### [Task instructions]
**1)** Reproduce the stretch of the email on the WatchGuard prompt from "Wed, Jul 03, 2019" through "length type setting?".
**2)** According to the email on the WatchGuard prompt, what is the prompt for the watchguard firewall?

START Reading text

Wed, Jul 03, 2019 at 04:18:25PM +0000, Wayne Eisenberg:
> If I run the export command manually, it just dumps the whole thing to the screen without any breaks or requests to 'hit space to continue' or things like that, so I don't *think* it's a page length type setting?
> 
> Actually, I just did another review and I'm thinking that it has something to do with the prompt definition. Just so we're looking at the same thing, the files are here: https://github.com/hillscott/rancid-watchguard. Forked from https://bitbucket.org/aquerubin/rancid-vyatta. 
> 
> In the xtmlogin file, it sets the prompt (line 436) to something I don't see. In this original state, xtmlogin never recognized it finished the login. When I changed that line to
> set prompt ">>|#"
> then xtmlogin completes successfully. (The prompt for this watchguard firewall is "WG#")
> 

> However, in the xtm.pm module, line 102 defines it again. 

i'm not familiar with this device, but redefining (or refining) the
prompt is normal.  the filter functions and login scripts begin with
something loose, and once it sees the prompt, it can be refined to be
more precise, and may later further refine it (eg: in run_commands) to
match the prompt when/if it changes in config or other modes that are
platform dependent.

> -----------
> while (/\s*($cmds_regexp)\s*$/) {
> 	    $cmd = $1;
> 	    $prompt = ">>";
               ^^^^^^^^^^^^ this is probably a mistake; should be part of
the while() regex.  I suspect it might be here because the author could
not make the regex below match correctly.

> 	    if (!defined($prompt)) {
> 		$prompt = ($_ =~ /^([^>]+>)/)[0];
> 		$prompt =~ s/([][}{)(\\])/\\$1/g;
> 		print STDERR ("PROMPT MATCH: $prompt\n") if ($debug);
> 	    }
> 	    print STDERR ("HIT COMMAND:$_") if ($debug);
> 	    if (! defined($commands{$cmd})) {
> 		print STDERR "$host: found unexpected command - \"$cmd\"\n";
> 		$clean_run = 0;
> 		last TOP;
> 	    }
> 	    $rval = &{$commands{$cmd}}($INPUT, $OUTPUT, $cmd);
> 	    delete($commands{$cmd});
> 	    if ($rval == -1) {
> 		$clean_run = 0;
> 		last TOP;
> 	    }
> 	}
> -----------
> Once you get to the sub ShowConfiguration section, on line 199 if it sees the prompt, end. Guess what? The "#" character is inside the config (there is some html code in one of the xml sections) and that is where the config ends.

seems that the prompt is ">>".

> -----------
> sub ShowConfiguration {
>     my($INPUT, $OUTPUT, $cmd) = @_;
>     my($lines) = 0;
>     my($snmp) = 0;
>     print STDERR "    In ShowConfiguration: $_" if ($debug);
>     # We don't care about password filtering as passwords are hashed
>     # So don't use this if you need it (or develop the functionality).

END Reading text
START Dataset excerpts

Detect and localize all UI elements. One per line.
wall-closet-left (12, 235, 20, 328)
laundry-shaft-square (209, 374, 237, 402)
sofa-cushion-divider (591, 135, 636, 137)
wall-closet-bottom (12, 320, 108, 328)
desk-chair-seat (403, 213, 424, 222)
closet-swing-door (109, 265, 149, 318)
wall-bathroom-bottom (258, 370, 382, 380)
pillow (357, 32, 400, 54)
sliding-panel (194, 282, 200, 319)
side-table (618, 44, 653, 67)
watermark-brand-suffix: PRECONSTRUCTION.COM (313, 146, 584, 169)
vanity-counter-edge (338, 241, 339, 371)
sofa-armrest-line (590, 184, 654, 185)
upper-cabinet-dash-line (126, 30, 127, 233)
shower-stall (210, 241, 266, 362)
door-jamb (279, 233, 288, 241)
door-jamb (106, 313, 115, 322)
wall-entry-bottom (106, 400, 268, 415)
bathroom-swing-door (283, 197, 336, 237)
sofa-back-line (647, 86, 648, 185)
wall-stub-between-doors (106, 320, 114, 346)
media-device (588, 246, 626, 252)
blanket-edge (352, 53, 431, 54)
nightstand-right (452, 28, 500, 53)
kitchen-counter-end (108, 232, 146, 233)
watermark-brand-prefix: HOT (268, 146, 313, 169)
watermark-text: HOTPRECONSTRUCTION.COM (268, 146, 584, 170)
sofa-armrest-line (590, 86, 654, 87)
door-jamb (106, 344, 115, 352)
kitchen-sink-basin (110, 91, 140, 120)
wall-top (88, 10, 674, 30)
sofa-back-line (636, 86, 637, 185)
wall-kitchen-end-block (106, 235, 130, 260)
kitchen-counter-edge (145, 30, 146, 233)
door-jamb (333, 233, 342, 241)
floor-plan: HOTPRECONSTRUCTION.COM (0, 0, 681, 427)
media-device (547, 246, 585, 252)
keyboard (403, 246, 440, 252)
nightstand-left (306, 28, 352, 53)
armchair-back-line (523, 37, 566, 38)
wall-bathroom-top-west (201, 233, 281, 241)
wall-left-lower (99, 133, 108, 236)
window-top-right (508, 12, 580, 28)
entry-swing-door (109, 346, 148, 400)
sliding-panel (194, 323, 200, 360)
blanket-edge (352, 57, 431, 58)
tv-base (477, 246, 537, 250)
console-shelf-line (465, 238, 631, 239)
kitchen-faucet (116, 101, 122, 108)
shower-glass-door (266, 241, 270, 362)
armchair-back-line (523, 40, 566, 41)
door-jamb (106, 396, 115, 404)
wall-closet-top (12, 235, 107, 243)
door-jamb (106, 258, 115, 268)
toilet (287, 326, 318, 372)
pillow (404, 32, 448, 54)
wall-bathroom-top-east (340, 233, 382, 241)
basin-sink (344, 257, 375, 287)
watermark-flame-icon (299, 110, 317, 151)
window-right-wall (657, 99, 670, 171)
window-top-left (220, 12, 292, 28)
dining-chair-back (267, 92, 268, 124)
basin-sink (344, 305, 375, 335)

END Dataset excerpts

### [Answers to the tasks]
**1)**
Wed, Jul 03, 2019 at 04:18:25PM +0000, Wayne Eisenberg:
> If I run the export command manually, it just dumps the whole thing to the screen without any breaks or requests to 'hit space to continue' or things like that, so I don't *think* it's a page length type setting?

**2)** "WG#"